→ What to produce
Repeat, without any change, the entries presented below.

Stored records:
* begin *
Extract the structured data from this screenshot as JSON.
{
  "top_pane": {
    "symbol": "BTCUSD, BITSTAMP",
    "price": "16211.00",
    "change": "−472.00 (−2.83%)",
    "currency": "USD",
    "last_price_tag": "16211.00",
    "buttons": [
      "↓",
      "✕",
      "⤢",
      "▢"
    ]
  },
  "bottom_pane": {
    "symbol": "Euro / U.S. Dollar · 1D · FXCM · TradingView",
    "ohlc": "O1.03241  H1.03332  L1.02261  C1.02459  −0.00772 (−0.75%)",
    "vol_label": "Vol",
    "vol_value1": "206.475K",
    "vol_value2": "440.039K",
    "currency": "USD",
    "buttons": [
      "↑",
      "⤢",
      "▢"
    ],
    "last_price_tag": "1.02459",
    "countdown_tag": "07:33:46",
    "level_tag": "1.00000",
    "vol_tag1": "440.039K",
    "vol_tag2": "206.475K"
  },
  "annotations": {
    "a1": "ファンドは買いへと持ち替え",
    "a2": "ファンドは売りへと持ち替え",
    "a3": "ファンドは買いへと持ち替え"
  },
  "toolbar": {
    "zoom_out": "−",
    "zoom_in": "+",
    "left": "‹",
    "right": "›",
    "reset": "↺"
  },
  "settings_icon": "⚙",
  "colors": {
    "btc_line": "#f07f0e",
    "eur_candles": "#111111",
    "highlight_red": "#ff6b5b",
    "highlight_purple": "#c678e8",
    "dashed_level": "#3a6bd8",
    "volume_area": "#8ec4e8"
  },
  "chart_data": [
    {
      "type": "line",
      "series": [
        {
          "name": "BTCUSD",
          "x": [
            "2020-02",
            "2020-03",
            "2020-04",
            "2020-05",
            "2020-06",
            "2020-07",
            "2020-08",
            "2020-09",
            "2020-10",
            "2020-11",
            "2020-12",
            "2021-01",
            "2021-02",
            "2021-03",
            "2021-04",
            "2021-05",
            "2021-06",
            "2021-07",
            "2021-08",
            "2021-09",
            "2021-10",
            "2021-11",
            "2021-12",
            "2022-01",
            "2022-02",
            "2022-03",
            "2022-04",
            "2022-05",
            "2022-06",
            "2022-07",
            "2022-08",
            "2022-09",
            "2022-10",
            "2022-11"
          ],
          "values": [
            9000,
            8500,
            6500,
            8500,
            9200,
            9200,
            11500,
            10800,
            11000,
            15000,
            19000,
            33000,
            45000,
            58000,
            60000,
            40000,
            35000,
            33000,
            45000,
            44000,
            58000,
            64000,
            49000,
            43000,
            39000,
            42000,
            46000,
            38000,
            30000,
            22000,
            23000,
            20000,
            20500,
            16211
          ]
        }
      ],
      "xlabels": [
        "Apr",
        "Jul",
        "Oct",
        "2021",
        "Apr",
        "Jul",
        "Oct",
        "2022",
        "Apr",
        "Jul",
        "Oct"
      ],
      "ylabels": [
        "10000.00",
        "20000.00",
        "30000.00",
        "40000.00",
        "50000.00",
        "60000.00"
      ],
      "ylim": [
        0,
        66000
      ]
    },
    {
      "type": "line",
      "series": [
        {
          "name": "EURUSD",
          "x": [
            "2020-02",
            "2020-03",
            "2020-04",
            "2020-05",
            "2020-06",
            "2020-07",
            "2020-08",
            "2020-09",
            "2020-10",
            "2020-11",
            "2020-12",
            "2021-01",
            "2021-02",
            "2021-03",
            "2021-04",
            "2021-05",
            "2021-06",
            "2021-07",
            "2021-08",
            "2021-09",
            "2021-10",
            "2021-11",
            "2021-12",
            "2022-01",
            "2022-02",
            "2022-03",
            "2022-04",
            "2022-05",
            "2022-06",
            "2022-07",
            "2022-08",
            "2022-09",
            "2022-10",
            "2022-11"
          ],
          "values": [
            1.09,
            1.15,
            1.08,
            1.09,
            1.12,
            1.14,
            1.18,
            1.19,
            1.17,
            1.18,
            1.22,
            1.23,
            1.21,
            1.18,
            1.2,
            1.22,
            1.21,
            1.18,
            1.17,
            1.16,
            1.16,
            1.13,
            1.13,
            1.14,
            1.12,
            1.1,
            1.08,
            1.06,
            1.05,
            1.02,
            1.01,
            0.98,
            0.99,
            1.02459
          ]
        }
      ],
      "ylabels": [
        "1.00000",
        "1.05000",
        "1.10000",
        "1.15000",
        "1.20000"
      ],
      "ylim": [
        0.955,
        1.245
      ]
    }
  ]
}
* end *
→ The answer
Extract the structured data from this screenshot as JSON.
{
  "top_pane": {
    "symbol": "BTCUSD, BITSTAMP",
    "price": "16211.00",
    "change": "−472.00 (−2.83%)",
    "currency": "USD",
    "last_price_tag": "16211.00",
    "buttons": [
      "↓",
      "✕",
      "⤢",
      "▢"
    ]
  },
  "bottom_pane": {
    "symbol": "Euro / U.S. Dollar · 1D · FXCM · TradingView",
    "ohlc": "O1.03241  H1.03332  L1.02261  C1.02459  −0.00772 (−0.75%)",
    "vol_label": "Vol",
    "vol_value1": "206.475K",
    "vol_value2": "440.039K",
    "currency": "USD",
    "buttons": [
      "↑",
      "⤢",
      "▢"
    ],
    "last_price_tag": "1.02459",
    "countdown_tag": "07:33:46",
    "level_tag": "1.00000",
    "vol_tag1": "440.039K",
    "vol_tag2": "206.475K"
  },
  "annotations": {
    "a1": "ファンドは買いへと持ち替え",
    "a2": "ファンドは売りへと持ち替え",
    "a3": "ファンドは買いへと持ち替え"
  },
  "toolbar": {
    "zoom_out": "−",
    "zoom_in": "+",
    "left": "‹",
    "right": "›",
    "reset": "↺"
  },
  "settings_icon": "⚙",
  "colors": {
    "btc_line": "#f07f0e",
    "eur_candles": "#111111",
    "highlight_red": "#ff6b5b",
    "highlight_purple": "#c678e8",
    "dashed_level": "#3a6bd8",
    "volume_area": "#8ec4e8"
  },
  "chart_data": [
    {
      "type": "line",
      "series": [
        {
          "name": "BTCUSD",
          "x": [
            "2020-02",
            "2020-03",
            "2020-04",
            "2020-05",
            "2020-06",
            "2020-07",
            "2020-08",
            "2020-09",
            "2020-10",
            "2020-11",
            "2020-12",
            "2021-01",
            "2021-02",
            "2021-03",
            "2021-04",
            "2021-05",
            "2021-06",
            "2021-07",
            "2021-08",
            "2021-09",
            "2021-10",
            "2021-11",
            "2021-12",
            "2022-01",
            "2022-02",
            "2022-03",
            "2022-04",
            "2022-05",
            "2022-06",
            "2022-07",
            "2022-08",
            "2022-09",
            "2022-10",
            "2022-11"
          ],
          "values": [
            9000,
            8500,
            6500,
            8500,
            9200,
            9200,
            11500,
            10800,
            11000,
            15000,
            19000,
            33000,
            45000,
            58000,
            60000,
            40000,
            35000,
            33000,
            45000,
            44000,
            58000,
            64000,
            49000,
            43000,
            39000,
            42000,
            46000,
            38000,
            30000,
            22000,
            23000,
            20000,
            20500,
            16211
          ]
        }
      ],
      "xlabels": [
        "Apr",
        "Jul",
        "Oct",
        "2021",
        "Apr",
        "Jul",
        "Oct",
        "2022",
        "Apr",
        "Jul",
        "Oct"
      ],
      "ylabels": [
        "10000.00",
        "20000.00",
        "30000.00",
        "40000.00",
        "50000.00",
        "60000.00"
      ],
      "ylim": [
        0,
        66000
      ]
    },
    {
      "type": "line",
      "series": [
        {
          "name": "EURUSD",
          "x": [
            "2020-02",
            "2020-03",
            "2020-04",
            "2020-05",
            "2020-06",
            "2020-07",
            "2020-08",
            "2020-09",
            "2020-10",
            "2020-11",
            "2020-12",
            "2021-01",
            "2021-02",
            "2021-03",
            "2021-04",
            "2021-05",
            "2021-06",
            "2021-07",
            "2021-08",
            "2021-09",
            "2021-10",
            "2021-11",
            "2021-12",
            "2022-01",
            "2022-02",
            "2022-03",
            "2022-04",
            "2022-05",
            "2022-06",
            "2022-07",
            "2022-08",
            "2022-09",
            "2022-10",
            "2022-11"
          ],
          "values": [
            1.09,
            1.15,
            1.08,
            1.09,
            1.12,
            1.14,
            1.18,
            1.19,
            1.17,
            1.18,
            1.22,
            1.23,
            1.21,
            1.18,
            1.2,
            1.22,
            1.21,
            1.18,
            1.17,
            1.16,
            1.16,
            1.13,
            1.13,
            1.14,
            1.12,
            1.1,
            1.08,
            1.06,
            1.05,
            1.02,
            1.01,
            0.98,
            0.99,
            1.02459
          ]
        }
      ],
      "ylabels": [
        "1.00000",
        "1.05000",
        "1.10000",
        "1.15000",
        "1.20000"
      ],
      "ylim": [
        0.955,
        1.245
      ]
    }
  ]
}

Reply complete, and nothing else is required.